--- Records supplied ---
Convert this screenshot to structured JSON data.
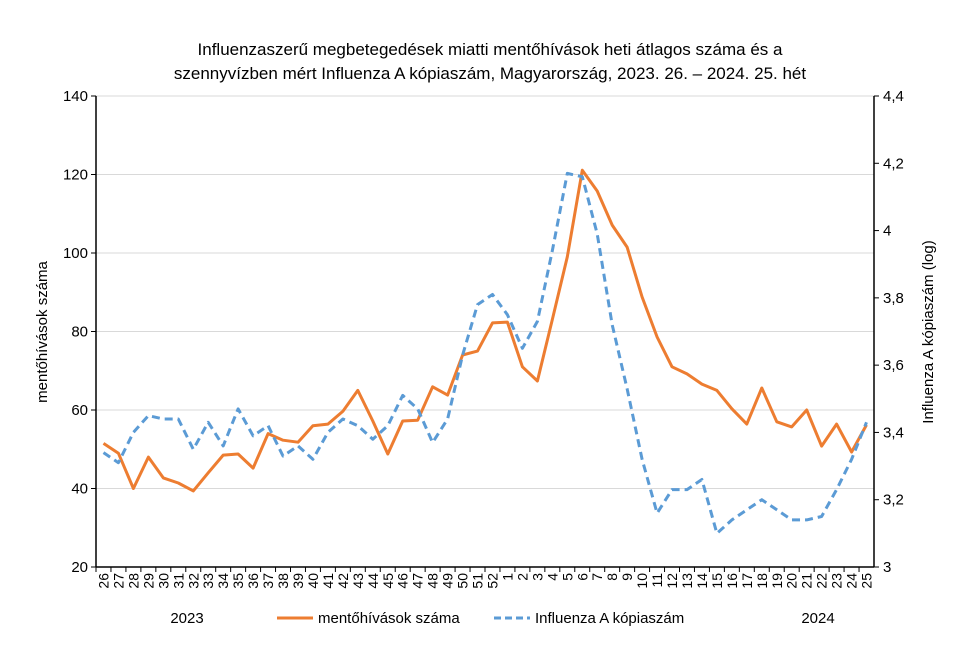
{
  "chart_data": {
    "type": "line",
    "title": [
      "Influenzaszerű megbetegedések miatti mentőhívások heti átlagos száma és a",
      "szennyvízben mért Influenza A kópiaszám, Magyarország, 2023. 26. – 2024. 25. hét"
    ],
    "ylabel": "mentőhívások száma",
    "y2label": "Influenza A kópiaszám (log)",
    "ylim": [
      20,
      140
    ],
    "yticks": [
      "20",
      "40",
      "60",
      "80",
      "100",
      "120",
      "140"
    ],
    "y2lim": [
      3,
      4.4
    ],
    "y2ticks": [
      "3",
      "3,2",
      "3,4",
      "3,6",
      "3,8",
      "4",
      "4,2",
      "4,4"
    ],
    "grid": true,
    "legend_position": "bottom",
    "year_labels": [
      "2023",
      "2024"
    ],
    "categories": [
      "26",
      "27",
      "28",
      "29",
      "30",
      "31",
      "32",
      "33",
      "34",
      "35",
      "36",
      "37",
      "38",
      "39",
      "40",
      "41",
      "42",
      "43",
      "44",
      "45",
      "46",
      "47",
      "48",
      "49",
      "50",
      "51",
      "52",
      "1",
      "2",
      "3",
      "4",
      "5",
      "6",
      "7",
      "8",
      "9",
      "10",
      "11",
      "12",
      "13",
      "14",
      "15",
      "16",
      "17",
      "18",
      "19",
      "20",
      "21",
      "22",
      "23",
      "24",
      "25"
    ],
    "series": [
      {
        "name": "mentőhívások száma",
        "axis": "left",
        "color": "#ED7D31",
        "style": "solid",
        "values": [
          51.5,
          49,
          40,
          48,
          42.7,
          41.4,
          39.4,
          44,
          48.5,
          48.8,
          45.2,
          54,
          52.3,
          51.8,
          56,
          56.4,
          59.7,
          65,
          57.2,
          48.8,
          57.2,
          57.4,
          65.9,
          63.8,
          74,
          75,
          82.2,
          82.4,
          71,
          67.4,
          83,
          99,
          121.1,
          115.8,
          107.1,
          101.5,
          88.8,
          78.6,
          71,
          69.2,
          66.6,
          65,
          60.3,
          56.4,
          65.6,
          57,
          55.7,
          60,
          50.8,
          56.4,
          49.3,
          56.2
        ]
      },
      {
        "name": "Influenza A kópiaszám",
        "axis": "right",
        "color": "#5B9BD5",
        "style": "dashed",
        "values": [
          3.34,
          3.31,
          3.4,
          3.45,
          3.44,
          3.44,
          3.35,
          3.43,
          3.36,
          3.47,
          3.39,
          3.42,
          3.33,
          3.36,
          3.32,
          3.4,
          3.44,
          3.42,
          3.38,
          3.42,
          3.51,
          3.47,
          3.37,
          3.44,
          3.63,
          3.78,
          3.81,
          3.75,
          3.65,
          3.73,
          3.94,
          4.17,
          4.16,
          3.99,
          3.72,
          3.53,
          3.32,
          3.16,
          3.23,
          3.23,
          3.26,
          3.1,
          3.14,
          3.17,
          3.2,
          3.17,
          3.14,
          3.14,
          3.15,
          3.23,
          3.32,
          3.43
        ]
      }
    ]
  }
}
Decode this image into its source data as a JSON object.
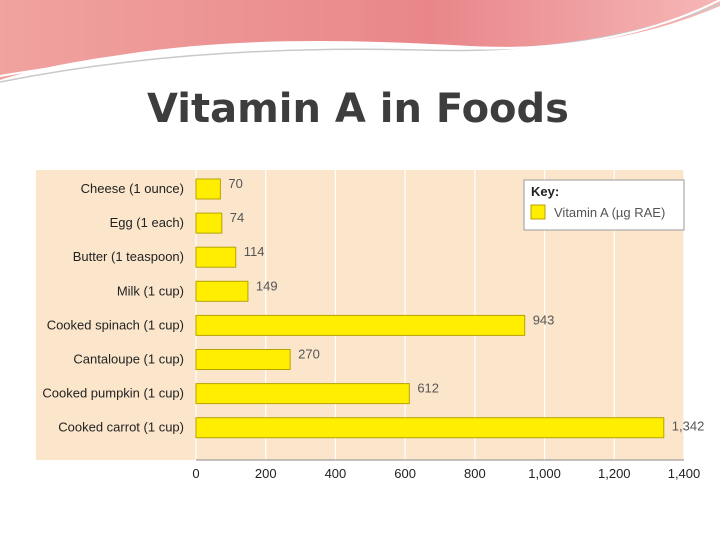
{
  "slide": {
    "title": "Vitamin A in Foods"
  },
  "colors": {
    "plot_bg": "#fbe6cc",
    "bar_fill": "#ffee00",
    "bar_stroke": "#b7a300",
    "accent": "#e8767a"
  },
  "chart_data": {
    "type": "bar",
    "orientation": "horizontal",
    "title": "",
    "xlabel": "",
    "ylabel": "",
    "xlim": [
      0,
      1400
    ],
    "x_ticks": [
      0,
      200,
      400,
      600,
      800,
      1000,
      1200,
      1400
    ],
    "x_tick_labels": [
      "0",
      "200",
      "400",
      "600",
      "800",
      "1,000",
      "1,200",
      "1,400"
    ],
    "grid": true,
    "legend_position": "top-right",
    "legend_title": "Key:",
    "categories": [
      "Cheese (1 ounce)",
      "Egg (1 each)",
      "Butter (1 teaspoon)",
      "Milk (1 cup)",
      "Cooked spinach (1 cup)",
      "Cantaloupe (1 cup)",
      "Cooked pumpkin (1 cup)",
      "Cooked carrot (1 cup)"
    ],
    "series": [
      {
        "name": "Vitamin A (µg RAE)",
        "values": [
          70,
          74,
          114,
          149,
          943,
          270,
          612,
          1342
        ],
        "labels": [
          "70",
          "74",
          "114",
          "149",
          "943",
          "270",
          "612",
          "1,342"
        ]
      }
    ]
  }
}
---
• Written task
Copy out every line holding the string "mentőhívások".

• The completed task
      "Influenzaszerű megbetegedések miatti mentőhívások heti átlagos száma és a",
    "ylabel": "mentőhívások száma",
        "name": "mentőhívások száma",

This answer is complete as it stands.